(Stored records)
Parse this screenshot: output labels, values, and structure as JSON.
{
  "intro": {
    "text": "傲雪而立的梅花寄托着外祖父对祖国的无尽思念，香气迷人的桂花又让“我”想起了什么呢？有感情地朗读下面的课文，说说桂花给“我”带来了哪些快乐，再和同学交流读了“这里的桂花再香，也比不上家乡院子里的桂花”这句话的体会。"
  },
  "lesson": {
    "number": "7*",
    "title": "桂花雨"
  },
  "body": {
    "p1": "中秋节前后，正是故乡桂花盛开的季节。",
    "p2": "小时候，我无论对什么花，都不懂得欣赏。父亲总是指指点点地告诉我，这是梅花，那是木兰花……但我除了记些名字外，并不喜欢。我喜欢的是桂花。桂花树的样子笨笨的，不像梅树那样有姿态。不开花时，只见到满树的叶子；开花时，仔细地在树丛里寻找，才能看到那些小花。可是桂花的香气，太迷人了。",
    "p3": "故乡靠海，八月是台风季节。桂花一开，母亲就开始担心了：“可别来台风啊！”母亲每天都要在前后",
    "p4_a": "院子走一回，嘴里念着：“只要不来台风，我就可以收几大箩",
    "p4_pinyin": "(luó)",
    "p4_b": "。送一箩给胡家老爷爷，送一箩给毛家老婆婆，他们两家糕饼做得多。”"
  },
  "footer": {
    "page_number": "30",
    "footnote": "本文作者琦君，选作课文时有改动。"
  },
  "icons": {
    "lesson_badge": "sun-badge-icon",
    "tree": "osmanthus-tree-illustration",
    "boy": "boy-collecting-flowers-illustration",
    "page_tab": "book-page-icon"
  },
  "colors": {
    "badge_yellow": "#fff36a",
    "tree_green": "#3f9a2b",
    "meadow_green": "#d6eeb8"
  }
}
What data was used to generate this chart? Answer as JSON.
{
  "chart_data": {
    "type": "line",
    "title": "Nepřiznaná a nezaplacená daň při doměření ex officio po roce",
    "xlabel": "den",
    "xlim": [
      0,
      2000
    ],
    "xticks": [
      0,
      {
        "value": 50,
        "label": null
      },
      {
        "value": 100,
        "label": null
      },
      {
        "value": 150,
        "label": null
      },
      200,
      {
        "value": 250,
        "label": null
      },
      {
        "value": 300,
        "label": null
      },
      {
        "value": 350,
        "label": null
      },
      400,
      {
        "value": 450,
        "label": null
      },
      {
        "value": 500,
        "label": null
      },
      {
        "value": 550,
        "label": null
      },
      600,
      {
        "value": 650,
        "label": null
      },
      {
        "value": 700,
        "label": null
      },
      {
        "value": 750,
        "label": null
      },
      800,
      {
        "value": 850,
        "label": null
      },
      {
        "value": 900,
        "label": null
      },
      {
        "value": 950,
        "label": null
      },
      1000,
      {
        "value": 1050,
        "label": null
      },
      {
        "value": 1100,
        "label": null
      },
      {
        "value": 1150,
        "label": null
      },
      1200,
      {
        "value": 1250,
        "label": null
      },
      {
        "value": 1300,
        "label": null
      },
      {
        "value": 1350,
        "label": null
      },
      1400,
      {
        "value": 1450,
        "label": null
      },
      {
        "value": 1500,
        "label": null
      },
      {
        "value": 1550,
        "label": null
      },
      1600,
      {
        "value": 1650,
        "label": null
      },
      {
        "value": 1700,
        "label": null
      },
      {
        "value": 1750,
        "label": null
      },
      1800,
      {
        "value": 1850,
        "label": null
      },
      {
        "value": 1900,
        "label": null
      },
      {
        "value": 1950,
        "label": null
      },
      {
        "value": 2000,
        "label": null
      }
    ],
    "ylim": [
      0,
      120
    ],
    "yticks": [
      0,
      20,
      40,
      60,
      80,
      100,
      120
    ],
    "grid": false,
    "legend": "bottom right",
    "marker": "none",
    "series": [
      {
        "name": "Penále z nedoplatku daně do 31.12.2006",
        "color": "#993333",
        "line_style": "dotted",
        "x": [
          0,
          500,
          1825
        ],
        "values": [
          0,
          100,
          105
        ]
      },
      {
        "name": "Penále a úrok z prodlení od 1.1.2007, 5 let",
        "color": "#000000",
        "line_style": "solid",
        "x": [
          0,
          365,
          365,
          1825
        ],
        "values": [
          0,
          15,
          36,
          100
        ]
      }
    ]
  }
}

Exercise task
Reproduce the entire listing word for word.

Response
Parse this screenshot: output labels, values, and structure as JSON.
{
  "intro": {
    "text": "傲雪而立的梅花寄托着外祖父对祖国的无尽思念，香气迷人的桂花又让“我”想起了什么呢？有感情地朗读下面的课文，说说桂花给“我”带来了哪些快乐，再和同学交流读了“这里的桂花再香，也比不上家乡院子里的桂花”这句话的体会。"
  },
  "lesson": {
    "number": "7*",
    "title": "桂花雨"
  },
  "body": {
    "p1": "中秋节前后，正是故乡桂花盛开的季节。",
    "p2": "小时候，我无论对什么花，都不懂得欣赏。父亲总是指指点点地告诉我，这是梅花，那是木兰花……但我除了记些名字外，并不喜欢。我喜欢的是桂花。桂花树的样子笨笨的，不像梅树那样有姿态。不开花时，只见到满树的叶子；开花时，仔细地在树丛里寻找，才能看到那些小花。可是桂花的香气，太迷人了。",
    "p3": "故乡靠海，八月是台风季节。桂花一开，母亲就开始担心了：“可别来台风啊！”母亲每天都要在前后",
    "p4_a": "院子走一回，嘴里念着：“只要不来台风，我就可以收几大箩",
    "p4_pinyin": "(luó)",
    "p4_b": "。送一箩给胡家老爷爷，送一箩给毛家老婆婆，他们两家糕饼做得多。”"
  },
  "footer": {
    "page_number": "30",
    "footnote": "本文作者琦君，选作课文时有改动。"
  },
  "icons": {
    "lesson_badge": "sun-badge-icon",
    "tree": "osmanthus-tree-illustration",
    "boy": "boy-collecting-flowers-illustration",
    "page_tab": "book-page-icon"
  },
  "colors": {
    "badge_yellow": "#fff36a",
    "tree_green": "#3f9a2b",
    "meadow_green": "#d6eeb8"
  }
}
What data was used to generate this chart? Answer as JSON.
{
  "chart_data": {
    "type": "line",
    "title": "Nepřiznaná a nezaplacená daň při doměření ex officio po roce",
    "xlabel": "den",
    "xlim": [
      0,
      2000
    ],
    "xticks": [
      0,
      {
        "value": 50,
        "label": null
      },
      {
        "value": 100,
        "label": null
      },
      {
        "value": 150,
        "label": null
      },
      200,
      {
        "value": 250,
        "label": null
      },
      {
        "value": 300,
        "label": null
      },
      {
        "value": 350,
        "label": null
      },
      400,
      {
        "value": 450,
        "label": null
      },
      {
        "value": 500,
        "label": null
      },
      {
        "value": 550,
        "label": null
      },
      600,
      {
        "value": 650,
        "label": null
      },
      {
        "value": 700,
        "label": null
      },
      {
        "value": 750,
        "label": null
      },
      800,
      {
        "value": 850,
        "label": null
      },
      {
        "value": 900,
        "label": null
      },
      {
        "value": 950,
        "label": null
      },
      1000,
      {
        "value": 1050,
        "label": null
      },
      {
        "value": 1100,
        "label": null
      },
      {
        "value": 1150,
        "label": null
      },
      1200,
      {
        "value": 1250,
        "label": null
      },
      {
        "value": 1300,
        "label": null
      },
      {
        "value": 1350,
        "label": null
      },
      1400,
      {
        "value": 1450,
        "label": null
      },
      {
        "value": 1500,
        "label": null
      },
      {
        "value": 1550,
        "label": null
      },
      1600,
      {
        "value": 1650,
        "label": null
      },
      {
        "value": 1700,
        "label": null
      },
      {
        "value": 1750,
        "label": null
      },
      1800,
      {
        "value": 1850,
        "label": null
      },
      {
        "value": 1900,
        "label": null
      },
      {
        "value": 1950,
        "label": null
      },
      {
        "value": 2000,
        "label": null
      }
    ],
    "ylim": [
      0,
      120
    ],
    "yticks": [
      0,
      20,
      40,
      60,
      80,
      100,
      120
    ],
    "grid": false,
    "legend": "bottom right",
    "marker": "none",
    "series": [
      {
        "name": "Penále z nedoplatku daně do 31.12.2006",
        "color": "#993333",
        "line_style": "dotted",
        "x": [
          0,
          500,
          1825
        ],
        "values": [
          0,
          100,
          105
        ]
      },
      {
        "name": "Penále a úrok z prodlení od 1.1.2007, 5 let",
        "color": "#000000",
        "line_style": "solid",
        "x": [
          0,
          365,
          365,
          1825
        ],
        "values": [
          0,
          15,
          36,
          100
        ]
      }
    ]
  }
}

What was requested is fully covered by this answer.